◆ Problem description
Can you rewrite the records below with each "field-value" changed to "status-value" and everything else left as it is? Omit the pictures from your answer.

***

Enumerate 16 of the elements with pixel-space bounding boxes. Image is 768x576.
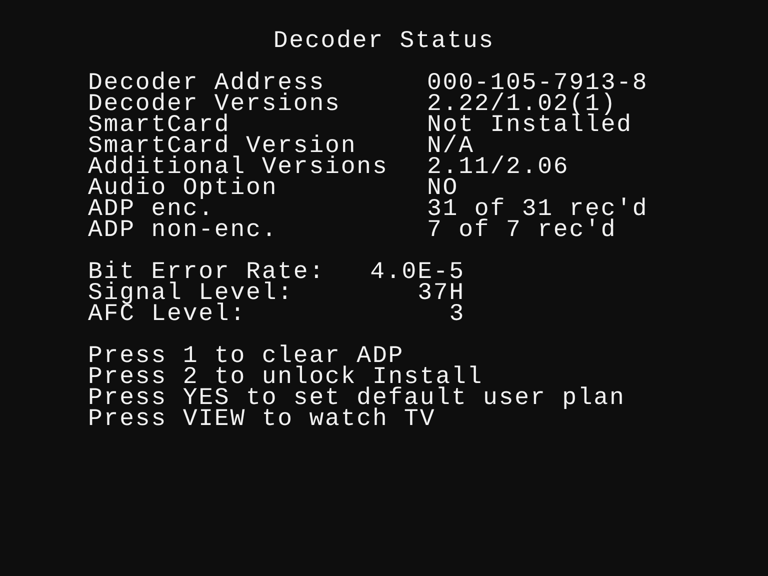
- field-value: Not Installed: [427, 115, 632, 136]
- signal-value: 37H: [416, 283, 465, 304]
- instruction-text: Press 2 to unlock Install: [88, 367, 484, 388]
- field-value: NO: [427, 178, 459, 199]
- field-value: 2.22/1.02(1): [427, 94, 617, 115]
- field-value: 2.11/2.06: [427, 157, 570, 178]
- instruction-text: Press VIEW to watch TV: [88, 409, 436, 430]
- instruction-text: Press YES to set default user plan: [88, 388, 626, 409]
- field-value: N/A: [427, 136, 474, 157]
- field-value: 7 of 7 rec'd: [427, 220, 617, 241]
- field-value: 000-105-7913-8: [427, 73, 648, 94]
- field-value: 31 of 31 rec'd: [427, 199, 648, 220]
- signal-value: 3: [448, 304, 465, 325]
- signal-value: 4.0E-5: [369, 262, 465, 283]
- instruction-text: Press 1 to clear ADP: [88, 346, 404, 367]
- screen-title: Decoder Status: [273, 28, 495, 55]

***

◆ Solution below
Enumerate 16 of the elements with pixel-space bounding boxes. Image is 768x576.
- status-value: Not Installed: [427, 115, 632, 136]
- signal-value: 37H: [416, 283, 465, 304]
- instruction-text: Press 2 to unlock Install: [88, 367, 484, 388]
- status-value: NO: [427, 178, 459, 199]
- status-value: 2.22/1.02(1): [427, 94, 617, 115]
- status-value: 2.11/2.06: [427, 157, 570, 178]
- instruction-text: Press VIEW to watch TV: [88, 409, 436, 430]
- instruction-text: Press YES to set default user plan: [88, 388, 626, 409]
- status-value: N/A: [427, 136, 474, 157]
- status-value: 7 of 7 rec'd: [427, 220, 617, 241]
- status-value: 000-105-7913-8: [427, 73, 648, 94]
- status-value: 31 of 31 rec'd: [427, 199, 648, 220]
- signal-value: 3: [448, 304, 465, 325]
- signal-value: 4.0E-5: [369, 262, 465, 283]
- instruction-text: Press 1 to clear ADP: [88, 346, 404, 367]
- screen-title: Decoder Status: [273, 28, 495, 55]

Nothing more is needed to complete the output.